[What this task involves]
From the listing that follows, output everything exactly except the pictures.

(Recorded data)

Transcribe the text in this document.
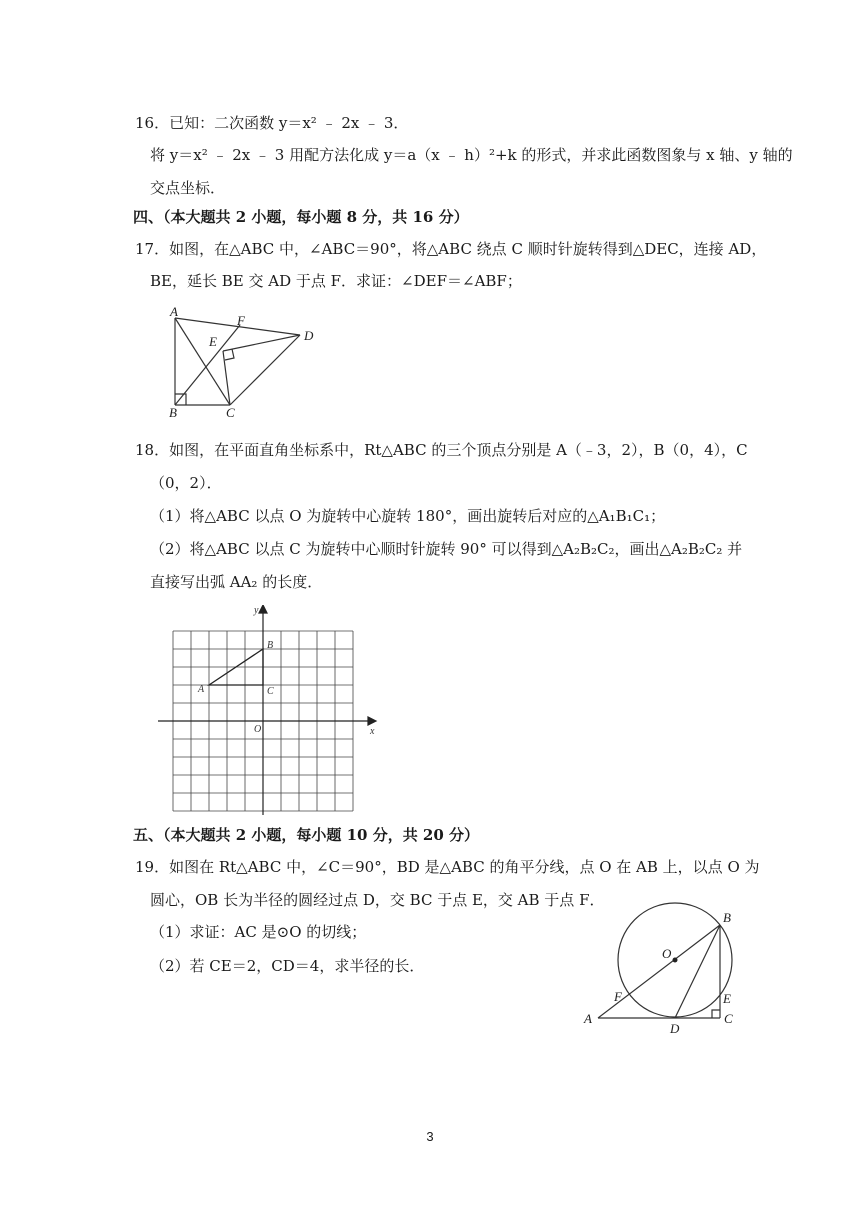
16．已知：二次函数 y＝x² ﹣ 2x ﹣ 3．
将 y＝x² ﹣ 2x ﹣ 3 用配方法化成 y＝a（x ﹣ h）²+k 的形式，并求此函数图象与 x 轴、y 轴的
交点坐标．
四、（本大题共 2 小题，每小题 8 分，共 16 分）
17．如图，在△ABC 中，∠ABC＝90°，将△ABC 绕点 C 顺时针旋转得到△DEC，连接 AD，
BE，延长 BE 交 AD 于点 F．求证：∠DEF＝∠ABF；
A
B	C
D
E
F
18．如图，在平面直角坐标系中，Rt△ABC 的三个顶点分别是 A（﹣3，2），B（0，4），C
（0，2）．
（1）将△ABC 以点 O 为旋转中心旋转 180°，画出旋转后对应的△A₁B₁C₁；
（2）将△ABC 以点 C 为旋转中心顺时针旋转 90° 可以得到△A₂B₂C₂，画出△A₂B₂C₂ 并
直接写出弧 AA₂ 的长度．
y
x
O
A
B
C
五、（本大题共 2 小题，每小题 10 分，共 20 分）
19．如图在 Rt△ABC 中，∠C＝90°，BD 是△ABC 的角平分线，点 O 在 AB 上，以点 O 为
圆心，OB 长为半径的圆经过点 D，交 BC 于点 E，交 AB 于点 F．
（1）求证：AC 是⊙O 的切线；
（2）若 CE＝2，CD＝4，求半径的长．
A
B
C
D
E
F
O
3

[Answer below]
Transcribe the text in this document.
16．已知：二次函数 y＝x² ﹣ 2x ﹣ 3．
将 y＝x² ﹣ 2x ﹣ 3 用配方法化成 y＝a（x ﹣ h）²+k 的形式，并求此函数图象与 x 轴、y 轴的
交点坐标．
四、（本大题共 2 小题，每小题 8 分，共 16 分）
17．如图，在△ABC 中，∠ABC＝90°，将△ABC 绕点 C 顺时针旋转得到△DEC，连接 AD，
BE，延长 BE 交 AD 于点 F．求证：∠DEF＝∠ABF；
A
B	C
D
E
F
18．如图，在平面直角坐标系中，Rt△ABC 的三个顶点分别是 A（﹣3，2），B（0，4），C
（0，2）．
（1）将△ABC 以点 O 为旋转中心旋转 180°，画出旋转后对应的△A₁B₁C₁；
（2）将△ABC 以点 C 为旋转中心顺时针旋转 90° 可以得到△A₂B₂C₂，画出△A₂B₂C₂ 并
直接写出弧 AA₂ 的长度．
y
x
O
A
B
C
五、（本大题共 2 小题，每小题 10 分，共 20 分）
19．如图在 Rt△ABC 中，∠C＝90°，BD 是△ABC 的角平分线，点 O 在 AB 上，以点 O 为
圆心，OB 长为半径的圆经过点 D，交 BC 于点 E，交 AB 于点 F．
（1）求证：AC 是⊙O 的切线；
（2）若 CE＝2，CD＝4，求半径的长．
A
B
C
D
E
F
O
3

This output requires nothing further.